▸ **Goal of the exercise**:
Say how many lines include the word "Class". Reply with nothing but the number.
--- START Stored data ---
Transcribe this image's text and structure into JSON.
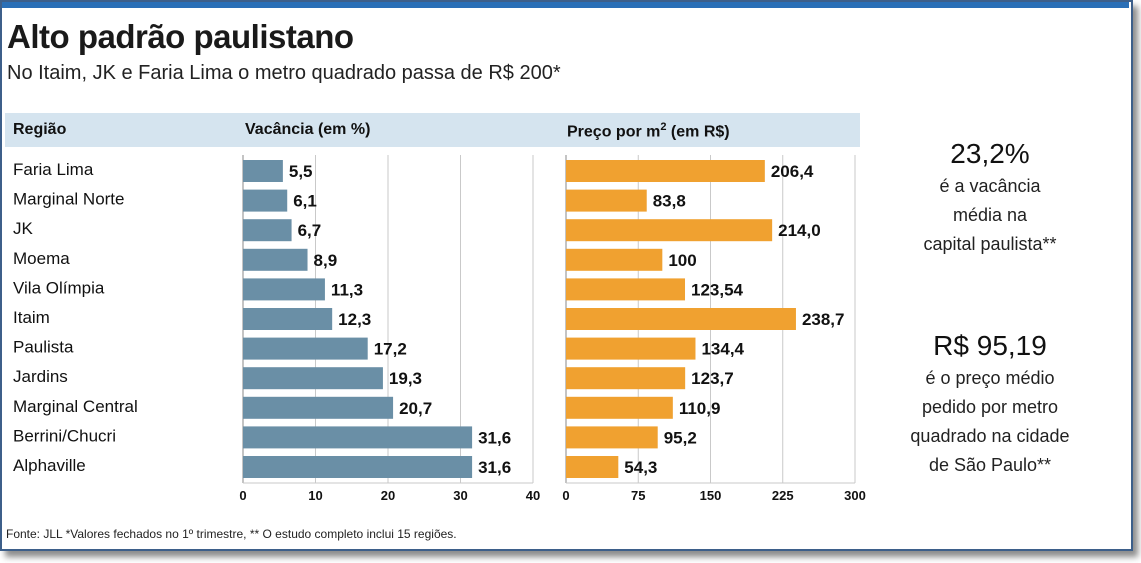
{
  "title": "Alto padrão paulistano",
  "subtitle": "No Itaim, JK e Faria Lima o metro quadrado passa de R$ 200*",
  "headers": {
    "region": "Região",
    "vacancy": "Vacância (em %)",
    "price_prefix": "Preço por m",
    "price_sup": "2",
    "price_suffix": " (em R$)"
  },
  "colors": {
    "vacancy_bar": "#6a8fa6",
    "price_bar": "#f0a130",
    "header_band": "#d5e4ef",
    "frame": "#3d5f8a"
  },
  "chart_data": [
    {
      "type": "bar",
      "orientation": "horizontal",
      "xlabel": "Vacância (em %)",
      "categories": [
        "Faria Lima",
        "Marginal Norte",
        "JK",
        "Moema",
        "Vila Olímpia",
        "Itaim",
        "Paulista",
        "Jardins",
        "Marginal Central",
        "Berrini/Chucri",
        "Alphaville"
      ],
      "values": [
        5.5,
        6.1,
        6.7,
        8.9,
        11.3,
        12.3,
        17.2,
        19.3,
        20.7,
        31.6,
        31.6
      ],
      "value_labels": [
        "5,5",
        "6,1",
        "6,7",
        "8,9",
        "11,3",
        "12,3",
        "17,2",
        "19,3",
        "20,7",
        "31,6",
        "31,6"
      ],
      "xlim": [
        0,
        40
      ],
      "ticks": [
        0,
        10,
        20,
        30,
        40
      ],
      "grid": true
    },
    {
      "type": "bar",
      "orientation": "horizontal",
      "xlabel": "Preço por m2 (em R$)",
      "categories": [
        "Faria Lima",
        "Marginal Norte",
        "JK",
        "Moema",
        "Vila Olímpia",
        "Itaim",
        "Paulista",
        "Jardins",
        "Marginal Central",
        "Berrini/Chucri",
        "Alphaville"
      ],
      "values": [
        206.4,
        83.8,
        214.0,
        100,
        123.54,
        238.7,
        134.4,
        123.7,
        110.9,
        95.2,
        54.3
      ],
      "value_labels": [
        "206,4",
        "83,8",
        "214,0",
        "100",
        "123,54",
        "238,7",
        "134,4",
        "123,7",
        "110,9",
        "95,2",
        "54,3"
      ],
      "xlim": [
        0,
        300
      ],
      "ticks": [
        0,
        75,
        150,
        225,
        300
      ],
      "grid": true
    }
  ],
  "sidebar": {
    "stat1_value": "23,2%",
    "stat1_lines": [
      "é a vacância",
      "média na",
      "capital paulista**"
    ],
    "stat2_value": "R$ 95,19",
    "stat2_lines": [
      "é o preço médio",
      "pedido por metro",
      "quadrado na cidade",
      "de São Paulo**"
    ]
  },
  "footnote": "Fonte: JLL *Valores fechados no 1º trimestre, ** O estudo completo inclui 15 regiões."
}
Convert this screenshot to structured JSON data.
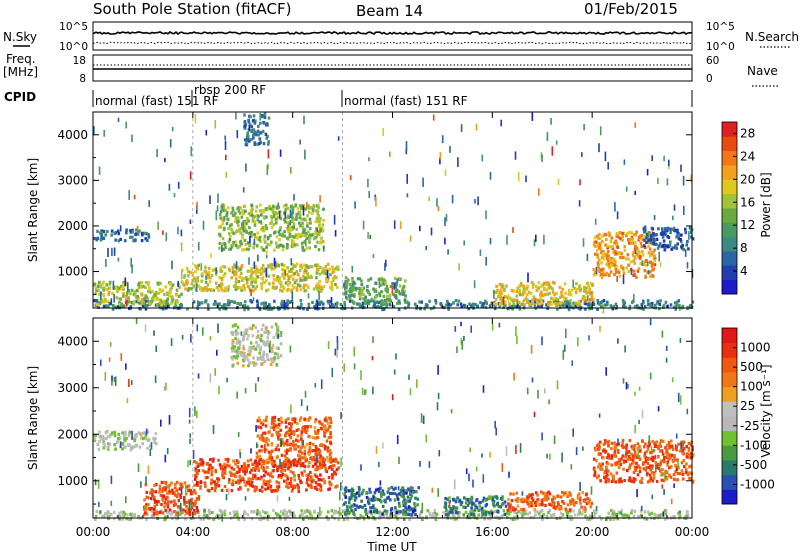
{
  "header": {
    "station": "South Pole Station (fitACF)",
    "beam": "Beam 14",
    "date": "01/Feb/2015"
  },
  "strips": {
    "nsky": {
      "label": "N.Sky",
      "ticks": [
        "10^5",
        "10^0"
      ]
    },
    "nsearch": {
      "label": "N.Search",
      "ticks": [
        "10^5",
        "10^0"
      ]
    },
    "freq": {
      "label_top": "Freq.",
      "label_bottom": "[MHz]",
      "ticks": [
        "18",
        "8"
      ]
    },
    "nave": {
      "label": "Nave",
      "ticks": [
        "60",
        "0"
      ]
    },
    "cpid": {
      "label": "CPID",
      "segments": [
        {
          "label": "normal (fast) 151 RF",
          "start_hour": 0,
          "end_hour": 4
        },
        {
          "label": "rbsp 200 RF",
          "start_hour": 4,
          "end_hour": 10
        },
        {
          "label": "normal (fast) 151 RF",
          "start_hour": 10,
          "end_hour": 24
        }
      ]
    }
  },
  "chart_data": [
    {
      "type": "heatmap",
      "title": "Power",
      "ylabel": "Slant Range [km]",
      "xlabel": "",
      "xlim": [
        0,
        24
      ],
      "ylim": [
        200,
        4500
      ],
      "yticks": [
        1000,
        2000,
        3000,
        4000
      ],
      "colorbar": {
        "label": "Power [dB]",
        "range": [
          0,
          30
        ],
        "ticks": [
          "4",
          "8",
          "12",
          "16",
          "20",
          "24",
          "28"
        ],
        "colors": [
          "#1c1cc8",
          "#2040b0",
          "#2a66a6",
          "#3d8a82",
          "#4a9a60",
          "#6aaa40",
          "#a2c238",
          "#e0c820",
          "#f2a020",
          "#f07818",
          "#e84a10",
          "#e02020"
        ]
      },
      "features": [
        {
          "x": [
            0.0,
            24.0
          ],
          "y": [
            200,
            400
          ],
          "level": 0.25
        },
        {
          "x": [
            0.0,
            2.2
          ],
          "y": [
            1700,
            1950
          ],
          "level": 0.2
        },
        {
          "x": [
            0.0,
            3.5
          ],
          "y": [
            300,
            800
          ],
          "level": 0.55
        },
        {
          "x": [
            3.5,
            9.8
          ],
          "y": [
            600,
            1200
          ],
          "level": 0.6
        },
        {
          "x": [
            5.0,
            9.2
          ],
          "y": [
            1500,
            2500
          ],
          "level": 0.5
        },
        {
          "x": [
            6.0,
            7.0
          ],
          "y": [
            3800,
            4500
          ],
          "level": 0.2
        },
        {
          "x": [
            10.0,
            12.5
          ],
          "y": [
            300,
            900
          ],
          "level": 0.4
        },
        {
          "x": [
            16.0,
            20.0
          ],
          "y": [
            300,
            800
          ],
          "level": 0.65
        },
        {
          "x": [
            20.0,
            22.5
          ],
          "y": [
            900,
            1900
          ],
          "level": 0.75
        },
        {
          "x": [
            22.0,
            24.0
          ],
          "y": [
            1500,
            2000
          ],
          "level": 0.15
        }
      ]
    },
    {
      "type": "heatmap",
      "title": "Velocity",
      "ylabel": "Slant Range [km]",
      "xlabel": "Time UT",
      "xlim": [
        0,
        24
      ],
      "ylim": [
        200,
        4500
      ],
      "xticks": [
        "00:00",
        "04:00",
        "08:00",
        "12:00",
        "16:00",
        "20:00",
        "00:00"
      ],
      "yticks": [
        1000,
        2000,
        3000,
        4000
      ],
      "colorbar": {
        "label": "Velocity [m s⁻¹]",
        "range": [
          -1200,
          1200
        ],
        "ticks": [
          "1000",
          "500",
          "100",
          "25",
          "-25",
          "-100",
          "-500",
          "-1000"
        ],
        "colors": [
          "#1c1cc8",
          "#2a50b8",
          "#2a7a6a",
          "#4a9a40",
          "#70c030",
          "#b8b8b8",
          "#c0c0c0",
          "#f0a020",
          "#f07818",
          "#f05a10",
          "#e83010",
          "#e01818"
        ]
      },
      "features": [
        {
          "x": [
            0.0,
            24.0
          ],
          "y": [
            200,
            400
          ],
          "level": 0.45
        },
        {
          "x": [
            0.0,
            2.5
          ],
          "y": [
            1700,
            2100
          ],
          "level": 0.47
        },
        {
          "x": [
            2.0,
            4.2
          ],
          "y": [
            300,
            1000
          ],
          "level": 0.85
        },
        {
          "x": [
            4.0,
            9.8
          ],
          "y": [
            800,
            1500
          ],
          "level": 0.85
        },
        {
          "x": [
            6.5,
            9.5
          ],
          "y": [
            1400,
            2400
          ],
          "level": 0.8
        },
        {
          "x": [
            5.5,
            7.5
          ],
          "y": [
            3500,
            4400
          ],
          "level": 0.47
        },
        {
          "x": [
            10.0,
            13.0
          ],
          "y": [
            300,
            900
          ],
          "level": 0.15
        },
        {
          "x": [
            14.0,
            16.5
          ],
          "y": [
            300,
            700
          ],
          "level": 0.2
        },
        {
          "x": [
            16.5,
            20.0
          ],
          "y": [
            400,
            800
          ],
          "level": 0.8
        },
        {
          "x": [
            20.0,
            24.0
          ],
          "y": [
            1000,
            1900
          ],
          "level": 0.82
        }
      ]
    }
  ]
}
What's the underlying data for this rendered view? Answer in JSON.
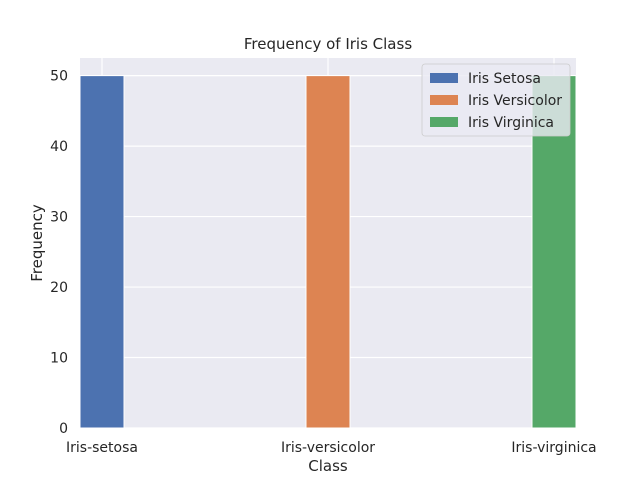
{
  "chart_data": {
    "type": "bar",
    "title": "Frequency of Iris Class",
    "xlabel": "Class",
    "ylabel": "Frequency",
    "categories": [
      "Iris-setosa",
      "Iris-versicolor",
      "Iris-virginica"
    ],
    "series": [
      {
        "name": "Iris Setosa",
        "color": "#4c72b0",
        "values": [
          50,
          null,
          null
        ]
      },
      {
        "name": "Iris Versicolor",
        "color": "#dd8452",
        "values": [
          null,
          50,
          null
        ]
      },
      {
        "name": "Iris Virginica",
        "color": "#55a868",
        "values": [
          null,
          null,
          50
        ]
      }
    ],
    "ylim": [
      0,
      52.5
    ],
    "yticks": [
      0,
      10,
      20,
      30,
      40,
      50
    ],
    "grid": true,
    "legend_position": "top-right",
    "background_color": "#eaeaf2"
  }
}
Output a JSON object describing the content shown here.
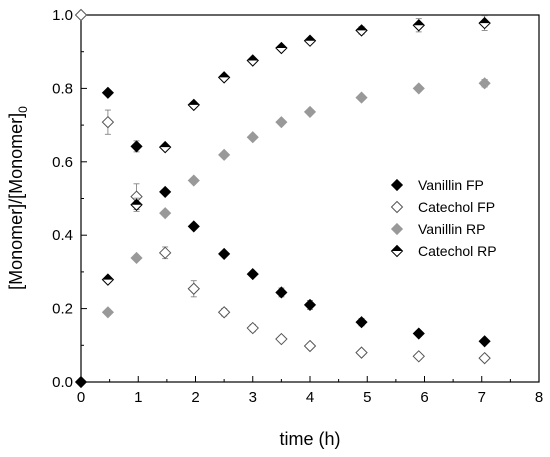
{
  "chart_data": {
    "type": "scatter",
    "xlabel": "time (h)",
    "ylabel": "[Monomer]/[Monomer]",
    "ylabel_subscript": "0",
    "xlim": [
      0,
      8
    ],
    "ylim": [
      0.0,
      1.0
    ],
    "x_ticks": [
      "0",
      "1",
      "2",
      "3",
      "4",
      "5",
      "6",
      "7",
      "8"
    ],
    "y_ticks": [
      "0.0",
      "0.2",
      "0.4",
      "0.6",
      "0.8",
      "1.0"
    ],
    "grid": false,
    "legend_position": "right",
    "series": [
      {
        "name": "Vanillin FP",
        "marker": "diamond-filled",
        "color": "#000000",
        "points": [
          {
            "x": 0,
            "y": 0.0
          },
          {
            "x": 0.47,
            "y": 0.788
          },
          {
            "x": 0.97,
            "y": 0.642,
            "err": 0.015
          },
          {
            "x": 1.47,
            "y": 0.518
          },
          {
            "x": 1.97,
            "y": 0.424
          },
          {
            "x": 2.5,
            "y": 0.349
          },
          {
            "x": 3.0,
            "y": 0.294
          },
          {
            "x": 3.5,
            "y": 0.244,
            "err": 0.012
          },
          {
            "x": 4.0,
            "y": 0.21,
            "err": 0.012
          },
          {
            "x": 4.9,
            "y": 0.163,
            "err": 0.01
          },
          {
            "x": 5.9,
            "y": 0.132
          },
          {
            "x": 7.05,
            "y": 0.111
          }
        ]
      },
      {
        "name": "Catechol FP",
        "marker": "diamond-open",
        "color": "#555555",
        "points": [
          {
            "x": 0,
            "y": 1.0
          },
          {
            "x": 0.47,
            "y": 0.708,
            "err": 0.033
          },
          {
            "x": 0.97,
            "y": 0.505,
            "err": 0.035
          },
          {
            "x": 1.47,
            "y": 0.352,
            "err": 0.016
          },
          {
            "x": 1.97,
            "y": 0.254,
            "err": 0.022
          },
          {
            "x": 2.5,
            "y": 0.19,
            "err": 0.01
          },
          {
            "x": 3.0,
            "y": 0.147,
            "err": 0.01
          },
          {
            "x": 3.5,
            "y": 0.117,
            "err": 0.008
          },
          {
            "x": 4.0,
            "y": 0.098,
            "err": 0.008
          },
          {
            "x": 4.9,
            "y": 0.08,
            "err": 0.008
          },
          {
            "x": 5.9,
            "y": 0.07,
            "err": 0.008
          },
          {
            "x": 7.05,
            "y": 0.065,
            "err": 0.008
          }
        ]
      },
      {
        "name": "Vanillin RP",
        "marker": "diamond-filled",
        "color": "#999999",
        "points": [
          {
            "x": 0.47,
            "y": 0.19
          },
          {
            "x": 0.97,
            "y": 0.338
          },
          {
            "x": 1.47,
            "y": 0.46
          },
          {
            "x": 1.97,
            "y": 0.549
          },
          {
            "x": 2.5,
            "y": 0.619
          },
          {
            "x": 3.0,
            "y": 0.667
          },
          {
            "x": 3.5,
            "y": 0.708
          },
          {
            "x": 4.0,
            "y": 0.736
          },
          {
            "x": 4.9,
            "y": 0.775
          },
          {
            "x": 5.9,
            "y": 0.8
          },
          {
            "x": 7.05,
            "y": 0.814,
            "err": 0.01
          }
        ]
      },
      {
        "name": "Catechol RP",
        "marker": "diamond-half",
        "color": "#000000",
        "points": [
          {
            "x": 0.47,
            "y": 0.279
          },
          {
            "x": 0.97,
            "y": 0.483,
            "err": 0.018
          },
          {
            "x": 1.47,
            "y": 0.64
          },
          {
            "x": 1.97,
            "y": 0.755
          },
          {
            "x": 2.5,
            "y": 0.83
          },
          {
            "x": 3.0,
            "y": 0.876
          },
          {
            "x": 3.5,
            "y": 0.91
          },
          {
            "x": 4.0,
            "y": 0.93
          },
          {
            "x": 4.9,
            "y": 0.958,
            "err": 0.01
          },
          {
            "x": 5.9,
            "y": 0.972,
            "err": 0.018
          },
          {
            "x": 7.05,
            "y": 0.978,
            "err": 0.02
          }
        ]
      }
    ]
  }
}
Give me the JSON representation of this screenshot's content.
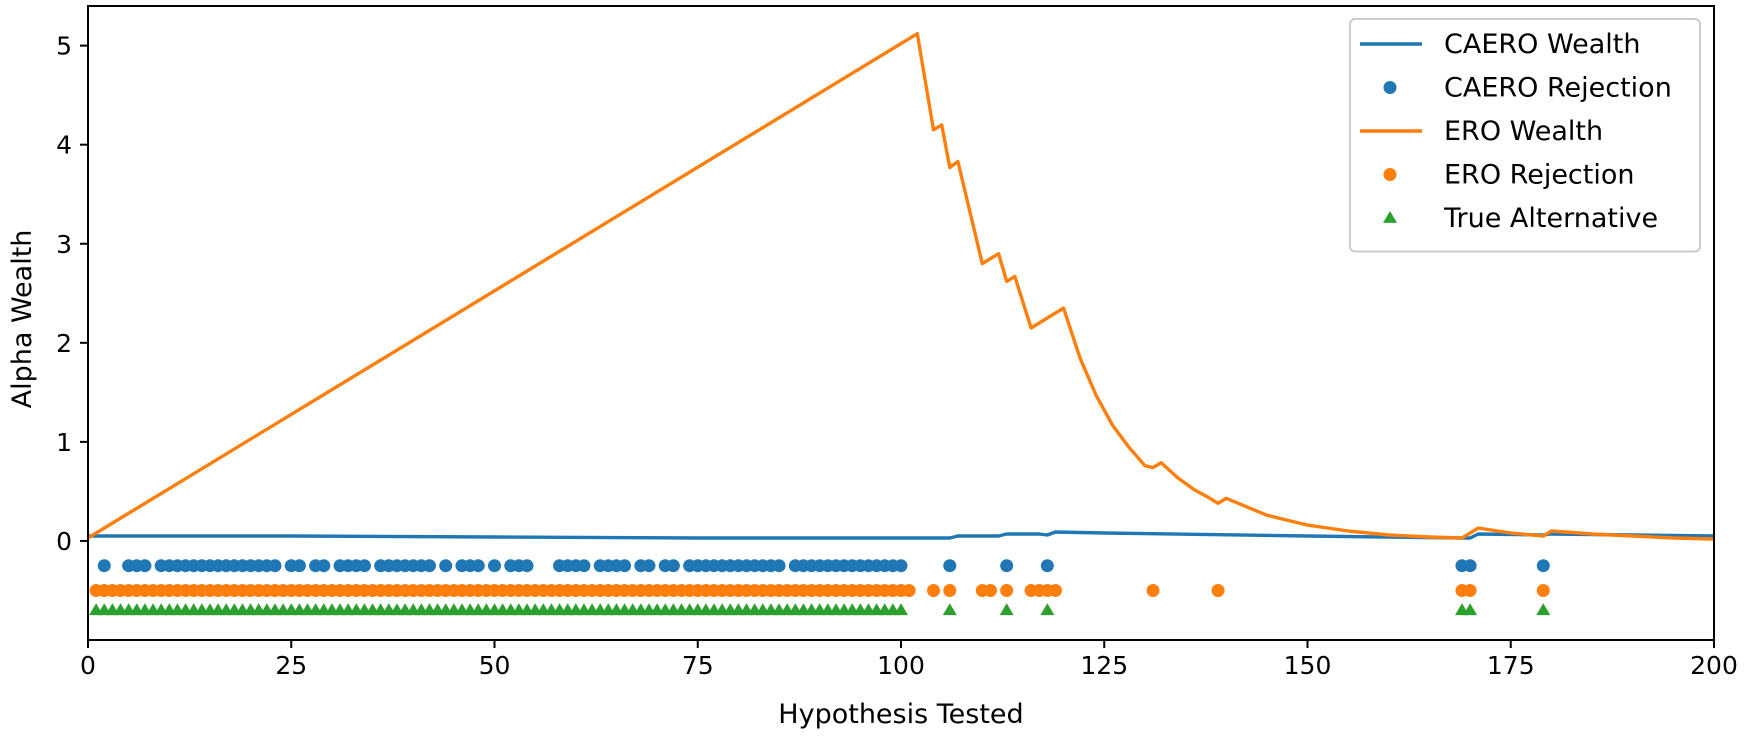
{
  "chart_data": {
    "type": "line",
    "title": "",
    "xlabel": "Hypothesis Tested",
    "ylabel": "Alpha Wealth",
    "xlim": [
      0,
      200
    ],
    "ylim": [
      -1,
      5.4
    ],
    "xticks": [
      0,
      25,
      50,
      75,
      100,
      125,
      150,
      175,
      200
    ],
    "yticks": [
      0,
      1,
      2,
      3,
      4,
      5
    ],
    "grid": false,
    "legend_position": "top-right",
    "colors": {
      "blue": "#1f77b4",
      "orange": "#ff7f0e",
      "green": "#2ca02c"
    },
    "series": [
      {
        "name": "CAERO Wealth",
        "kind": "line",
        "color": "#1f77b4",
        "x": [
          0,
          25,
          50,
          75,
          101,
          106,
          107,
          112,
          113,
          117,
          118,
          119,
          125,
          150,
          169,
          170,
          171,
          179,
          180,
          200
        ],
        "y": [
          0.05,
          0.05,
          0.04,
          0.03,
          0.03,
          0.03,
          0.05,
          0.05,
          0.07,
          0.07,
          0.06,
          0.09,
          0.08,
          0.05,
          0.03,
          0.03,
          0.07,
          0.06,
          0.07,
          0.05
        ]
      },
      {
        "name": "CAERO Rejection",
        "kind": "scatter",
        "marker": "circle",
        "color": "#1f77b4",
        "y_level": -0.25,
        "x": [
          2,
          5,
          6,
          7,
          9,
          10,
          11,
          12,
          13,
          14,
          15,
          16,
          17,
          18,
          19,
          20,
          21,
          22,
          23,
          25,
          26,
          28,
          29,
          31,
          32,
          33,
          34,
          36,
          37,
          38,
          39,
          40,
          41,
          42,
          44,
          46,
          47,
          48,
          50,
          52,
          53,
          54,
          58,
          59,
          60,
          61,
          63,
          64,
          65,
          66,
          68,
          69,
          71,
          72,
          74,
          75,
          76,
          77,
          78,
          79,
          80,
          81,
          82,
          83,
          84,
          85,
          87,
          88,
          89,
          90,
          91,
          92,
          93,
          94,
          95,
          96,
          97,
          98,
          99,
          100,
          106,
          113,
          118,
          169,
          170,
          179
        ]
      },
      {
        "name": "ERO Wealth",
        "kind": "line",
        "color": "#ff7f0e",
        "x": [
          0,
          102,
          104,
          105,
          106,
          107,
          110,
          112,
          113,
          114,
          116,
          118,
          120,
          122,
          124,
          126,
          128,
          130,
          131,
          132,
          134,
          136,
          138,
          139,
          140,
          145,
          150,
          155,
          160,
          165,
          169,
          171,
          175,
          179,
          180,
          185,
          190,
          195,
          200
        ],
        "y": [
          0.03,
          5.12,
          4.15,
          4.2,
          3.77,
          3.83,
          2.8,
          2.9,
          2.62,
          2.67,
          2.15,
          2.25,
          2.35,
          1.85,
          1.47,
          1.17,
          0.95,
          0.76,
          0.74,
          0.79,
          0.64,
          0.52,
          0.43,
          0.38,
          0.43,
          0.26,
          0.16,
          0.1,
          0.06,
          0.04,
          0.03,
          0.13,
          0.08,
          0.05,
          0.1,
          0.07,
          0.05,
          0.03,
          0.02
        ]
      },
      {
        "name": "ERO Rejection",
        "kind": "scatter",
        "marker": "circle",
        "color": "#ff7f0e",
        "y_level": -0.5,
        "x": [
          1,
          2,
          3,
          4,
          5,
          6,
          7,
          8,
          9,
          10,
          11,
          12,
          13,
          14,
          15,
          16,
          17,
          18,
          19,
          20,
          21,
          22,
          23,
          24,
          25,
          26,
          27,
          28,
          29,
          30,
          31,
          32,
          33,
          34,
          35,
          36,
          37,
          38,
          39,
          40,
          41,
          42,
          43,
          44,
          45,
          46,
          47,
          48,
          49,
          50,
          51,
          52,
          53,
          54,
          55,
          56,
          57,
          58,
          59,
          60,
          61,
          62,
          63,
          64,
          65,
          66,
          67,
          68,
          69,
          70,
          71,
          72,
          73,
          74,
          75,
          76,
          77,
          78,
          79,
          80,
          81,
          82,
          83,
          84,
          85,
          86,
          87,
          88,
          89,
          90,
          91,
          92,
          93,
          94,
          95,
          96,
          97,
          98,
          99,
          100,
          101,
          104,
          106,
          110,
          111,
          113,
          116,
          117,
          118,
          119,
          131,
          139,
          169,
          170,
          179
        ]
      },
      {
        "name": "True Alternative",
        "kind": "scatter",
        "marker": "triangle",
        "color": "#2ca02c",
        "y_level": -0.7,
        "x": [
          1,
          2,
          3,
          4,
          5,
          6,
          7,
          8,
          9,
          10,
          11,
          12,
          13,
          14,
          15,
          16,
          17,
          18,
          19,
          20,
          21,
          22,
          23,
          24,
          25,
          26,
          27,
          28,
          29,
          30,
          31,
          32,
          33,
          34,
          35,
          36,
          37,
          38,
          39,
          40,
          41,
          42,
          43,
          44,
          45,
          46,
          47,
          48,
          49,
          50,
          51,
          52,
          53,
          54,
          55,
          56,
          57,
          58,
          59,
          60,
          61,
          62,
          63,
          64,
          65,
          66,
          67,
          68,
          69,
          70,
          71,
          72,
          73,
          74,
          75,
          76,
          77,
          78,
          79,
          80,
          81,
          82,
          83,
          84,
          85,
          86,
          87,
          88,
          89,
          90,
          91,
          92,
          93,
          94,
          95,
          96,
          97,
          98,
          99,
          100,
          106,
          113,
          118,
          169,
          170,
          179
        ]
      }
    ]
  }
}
--- END Stored data ---
▸ **Output**:
2